▼
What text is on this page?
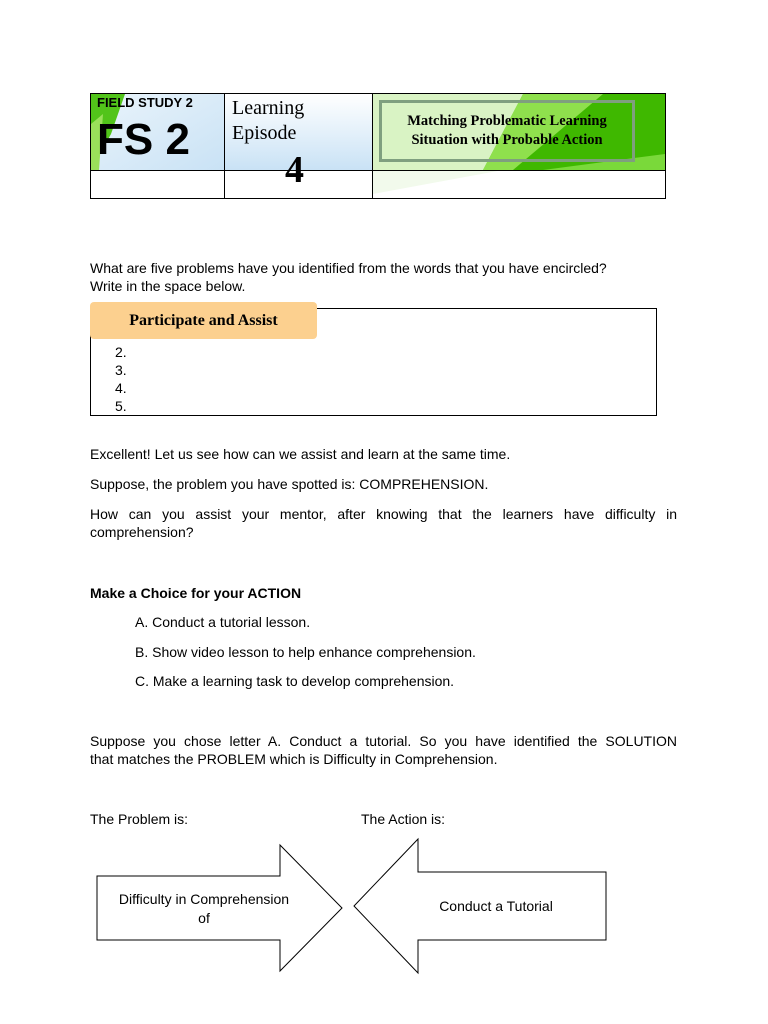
FIELD STUDY 2
FS 2
Learning
Episode
4
Matching Problematic Learning
Situation with Probable Action
What are five problems have you identified from the words that you have encircled?
Write in the space below.
2.
3.
4.
5.
Participate and Assist
Excellent! Let us see how can we assist and learn at the same time.
Suppose, the problem you have spotted is: COMPREHENSION.
How can you assist your mentor, after knowing that the learners have difficulty in
comprehension?
Make a Choice for your ACTION
A. Conduct a tutorial lesson.
B. Show video lesson to help enhance comprehension.
C. Make a learning task to develop comprehension.
Suppose you chose letter A. Conduct a tutorial. So you have identified the SOLUTION
that matches the PROBLEM which is Difficulty in Comprehension.
The Problem is:	The Action is:
Difficulty in Comprehension
of
Conduct a Tutorial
▲
DO THIS:
Leave out every picture and copy the rest of the records exactly.

SOLUTION TO THIS PROBLEM:
What text is on this page?
FIELD STUDY 2
FS 2
Learning
Episode
4
Matching Problematic Learning
Situation with Probable Action
What are five problems have you identified from the words that you have encircled?
Write in the space below.
2.
3.
4.
5.
Participate and Assist
Excellent! Let us see how can we assist and learn at the same time.
Suppose, the problem you have spotted is: COMPREHENSION.
How can you assist your mentor, after knowing that the learners have difficulty in
comprehension?
Make a Choice for your ACTION
A. Conduct a tutorial lesson.
B. Show video lesson to help enhance comprehension.
C. Make a learning task to develop comprehension.
Suppose you chose letter A. Conduct a tutorial. So you have identified the SOLUTION
that matches the PROBLEM which is Difficulty in Comprehension.
The Problem is:	The Action is:
Difficulty in Comprehension
of
Conduct a Tutorial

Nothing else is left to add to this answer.